++++ EXERCISE INPUTS
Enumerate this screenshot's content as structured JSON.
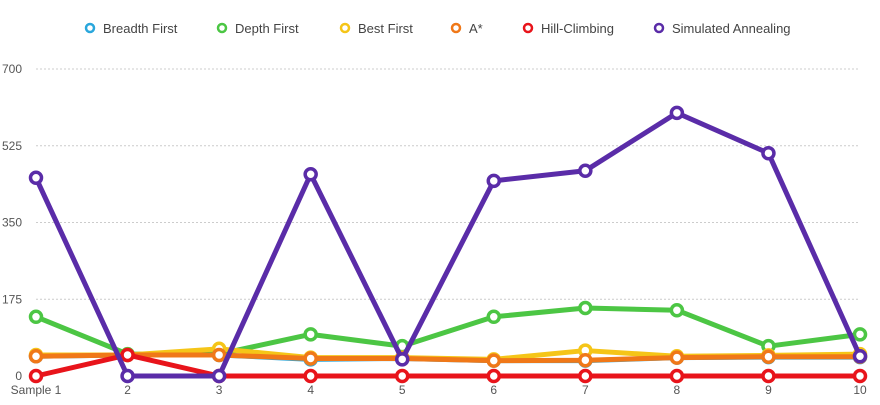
{
  "chart_data": {
    "type": "line",
    "title": "",
    "xlabel": "",
    "ylabel": "",
    "categories": [
      "Sample 1",
      "2",
      "3",
      "4",
      "5",
      "6",
      "7",
      "8",
      "9",
      "10"
    ],
    "ylim": [
      0,
      700
    ],
    "yticks": [
      "0",
      "175",
      "350",
      "525",
      "700"
    ],
    "grid": true,
    "legend_position": "top",
    "series": [
      {
        "name": "Breadth First",
        "color": "#2aa7dc",
        "values": [
          45,
          48,
          48,
          38,
          40,
          35,
          35,
          42,
          43,
          43
        ]
      },
      {
        "name": "Depth First",
        "color": "#4cc644",
        "values": [
          135,
          50,
          50,
          95,
          68,
          135,
          155,
          150,
          68,
          95
        ]
      },
      {
        "name": "Best First",
        "color": "#f5c518",
        "values": [
          48,
          48,
          62,
          42,
          42,
          38,
          58,
          45,
          47,
          50
        ]
      },
      {
        "name": "A*",
        "color": "#f07818",
        "values": [
          45,
          48,
          48,
          40,
          40,
          35,
          36,
          42,
          44,
          44
        ]
      },
      {
        "name": "Hill-Climbing",
        "color": "#e8141b",
        "values": [
          0,
          48,
          0,
          0,
          0,
          0,
          0,
          0,
          0,
          0
        ]
      },
      {
        "name": "Simulated Annealing",
        "color": "#5a2ca8",
        "values": [
          452,
          0,
          0,
          460,
          38,
          445,
          468,
          600,
          508,
          45
        ]
      }
    ]
  }
}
++++++++
** SHORT PROBLEM **
Quote the entries in full. Any image among them is to be omitted from the copy.

** EXERCISE SOLUTION **
Enumerate this screenshot's content as structured JSON.
{
  "chart_data": {
    "type": "line",
    "title": "",
    "xlabel": "",
    "ylabel": "",
    "categories": [
      "Sample 1",
      "2",
      "3",
      "4",
      "5",
      "6",
      "7",
      "8",
      "9",
      "10"
    ],
    "ylim": [
      0,
      700
    ],
    "yticks": [
      "0",
      "175",
      "350",
      "525",
      "700"
    ],
    "grid": true,
    "legend_position": "top",
    "series": [
      {
        "name": "Breadth First",
        "color": "#2aa7dc",
        "values": [
          45,
          48,
          48,
          38,
          40,
          35,
          35,
          42,
          43,
          43
        ]
      },
      {
        "name": "Depth First",
        "color": "#4cc644",
        "values": [
          135,
          50,
          50,
          95,
          68,
          135,
          155,
          150,
          68,
          95
        ]
      },
      {
        "name": "Best First",
        "color": "#f5c518",
        "values": [
          48,
          48,
          62,
          42,
          42,
          38,
          58,
          45,
          47,
          50
        ]
      },
      {
        "name": "A*",
        "color": "#f07818",
        "values": [
          45,
          48,
          48,
          40,
          40,
          35,
          36,
          42,
          44,
          44
        ]
      },
      {
        "name": "Hill-Climbing",
        "color": "#e8141b",
        "values": [
          0,
          48,
          0,
          0,
          0,
          0,
          0,
          0,
          0,
          0
        ]
      },
      {
        "name": "Simulated Annealing",
        "color": "#5a2ca8",
        "values": [
          452,
          0,
          0,
          460,
          38,
          445,
          468,
          600,
          508,
          45
        ]
      }
    ]
  }
}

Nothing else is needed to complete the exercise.